Written task |
Copy every line of the material below word for word.

Records to use |

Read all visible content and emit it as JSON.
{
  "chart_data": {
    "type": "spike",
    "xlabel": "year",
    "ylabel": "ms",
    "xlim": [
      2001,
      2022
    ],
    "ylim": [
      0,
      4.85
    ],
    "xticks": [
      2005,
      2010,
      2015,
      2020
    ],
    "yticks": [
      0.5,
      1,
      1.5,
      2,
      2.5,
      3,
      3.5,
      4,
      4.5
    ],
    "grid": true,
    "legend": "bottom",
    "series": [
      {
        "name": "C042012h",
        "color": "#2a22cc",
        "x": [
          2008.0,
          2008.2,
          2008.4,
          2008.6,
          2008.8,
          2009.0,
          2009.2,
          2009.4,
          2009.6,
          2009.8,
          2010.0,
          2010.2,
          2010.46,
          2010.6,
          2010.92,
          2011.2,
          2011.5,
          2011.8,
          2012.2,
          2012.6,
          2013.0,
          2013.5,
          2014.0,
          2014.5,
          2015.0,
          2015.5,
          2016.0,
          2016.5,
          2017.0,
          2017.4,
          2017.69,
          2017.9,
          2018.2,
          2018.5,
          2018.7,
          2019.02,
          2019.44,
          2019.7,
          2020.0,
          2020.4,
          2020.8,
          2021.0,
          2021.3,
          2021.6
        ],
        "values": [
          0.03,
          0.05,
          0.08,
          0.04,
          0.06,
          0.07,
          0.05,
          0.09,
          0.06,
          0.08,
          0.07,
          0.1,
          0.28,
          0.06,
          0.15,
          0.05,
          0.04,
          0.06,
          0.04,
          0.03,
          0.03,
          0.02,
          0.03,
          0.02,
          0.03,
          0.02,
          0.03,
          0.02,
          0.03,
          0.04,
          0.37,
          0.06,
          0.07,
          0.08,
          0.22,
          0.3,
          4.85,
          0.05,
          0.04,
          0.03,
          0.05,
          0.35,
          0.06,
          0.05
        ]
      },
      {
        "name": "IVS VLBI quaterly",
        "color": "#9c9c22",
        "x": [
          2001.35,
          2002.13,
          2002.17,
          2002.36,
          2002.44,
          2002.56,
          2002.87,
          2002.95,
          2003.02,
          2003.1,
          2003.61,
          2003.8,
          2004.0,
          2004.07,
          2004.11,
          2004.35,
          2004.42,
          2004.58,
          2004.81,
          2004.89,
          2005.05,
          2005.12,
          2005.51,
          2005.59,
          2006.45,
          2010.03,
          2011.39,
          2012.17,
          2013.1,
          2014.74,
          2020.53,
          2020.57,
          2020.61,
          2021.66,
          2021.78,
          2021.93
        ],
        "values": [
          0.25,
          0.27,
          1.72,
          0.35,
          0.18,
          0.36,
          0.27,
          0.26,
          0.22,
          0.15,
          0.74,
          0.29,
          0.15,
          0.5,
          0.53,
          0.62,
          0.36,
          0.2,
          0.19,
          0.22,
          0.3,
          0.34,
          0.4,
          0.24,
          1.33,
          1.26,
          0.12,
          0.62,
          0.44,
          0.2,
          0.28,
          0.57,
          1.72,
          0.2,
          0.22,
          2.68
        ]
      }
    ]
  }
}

Answer |
Read all visible content and emit it as JSON.
{
  "chart_data": {
    "type": "spike",
    "xlabel": "year",
    "ylabel": "ms",
    "xlim": [
      2001,
      2022
    ],
    "ylim": [
      0,
      4.85
    ],
    "xticks": [
      2005,
      2010,
      2015,
      2020
    ],
    "yticks": [
      0.5,
      1,
      1.5,
      2,
      2.5,
      3,
      3.5,
      4,
      4.5
    ],
    "grid": true,
    "legend": "bottom",
    "series": [
      {
        "name": "C042012h",
        "color": "#2a22cc",
        "x": [
          2008.0,
          2008.2,
          2008.4,
          2008.6,
          2008.8,
          2009.0,
          2009.2,
          2009.4,
          2009.6,
          2009.8,
          2010.0,
          2010.2,
          2010.46,
          2010.6,
          2010.92,
          2011.2,
          2011.5,
          2011.8,
          2012.2,
          2012.6,
          2013.0,
          2013.5,
          2014.0,
          2014.5,
          2015.0,
          2015.5,
          2016.0,
          2016.5,
          2017.0,
          2017.4,
          2017.69,
          2017.9,
          2018.2,
          2018.5,
          2018.7,
          2019.02,
          2019.44,
          2019.7,
          2020.0,
          2020.4,
          2020.8,
          2021.0,
          2021.3,
          2021.6
        ],
        "values": [
          0.03,
          0.05,
          0.08,
          0.04,
          0.06,
          0.07,
          0.05,
          0.09,
          0.06,
          0.08,
          0.07,
          0.1,
          0.28,
          0.06,
          0.15,
          0.05,
          0.04,
          0.06,
          0.04,
          0.03,
          0.03,
          0.02,
          0.03,
          0.02,
          0.03,
          0.02,
          0.03,
          0.02,
          0.03,
          0.04,
          0.37,
          0.06,
          0.07,
          0.08,
          0.22,
          0.3,
          4.85,
          0.05,
          0.04,
          0.03,
          0.05,
          0.35,
          0.06,
          0.05
        ]
      },
      {
        "name": "IVS VLBI quaterly",
        "color": "#9c9c22",
        "x": [
          2001.35,
          2002.13,
          2002.17,
          2002.36,
          2002.44,
          2002.56,
          2002.87,
          2002.95,
          2003.02,
          2003.1,
          2003.61,
          2003.8,
          2004.0,
          2004.07,
          2004.11,
          2004.35,
          2004.42,
          2004.58,
          2004.81,
          2004.89,
          2005.05,
          2005.12,
          2005.51,
          2005.59,
          2006.45,
          2010.03,
          2011.39,
          2012.17,
          2013.1,
          2014.74,
          2020.53,
          2020.57,
          2020.61,
          2021.66,
          2021.78,
          2021.93
        ],
        "values": [
          0.25,
          0.27,
          1.72,
          0.35,
          0.18,
          0.36,
          0.27,
          0.26,
          0.22,
          0.15,
          0.74,
          0.29,
          0.15,
          0.5,
          0.53,
          0.62,
          0.36,
          0.2,
          0.19,
          0.22,
          0.3,
          0.34,
          0.4,
          0.24,
          1.33,
          1.26,
          0.12,
          0.62,
          0.44,
          0.2,
          0.28,
          0.57,
          1.72,
          0.2,
          0.22,
          2.68
        ]
      }
    ]
  }
}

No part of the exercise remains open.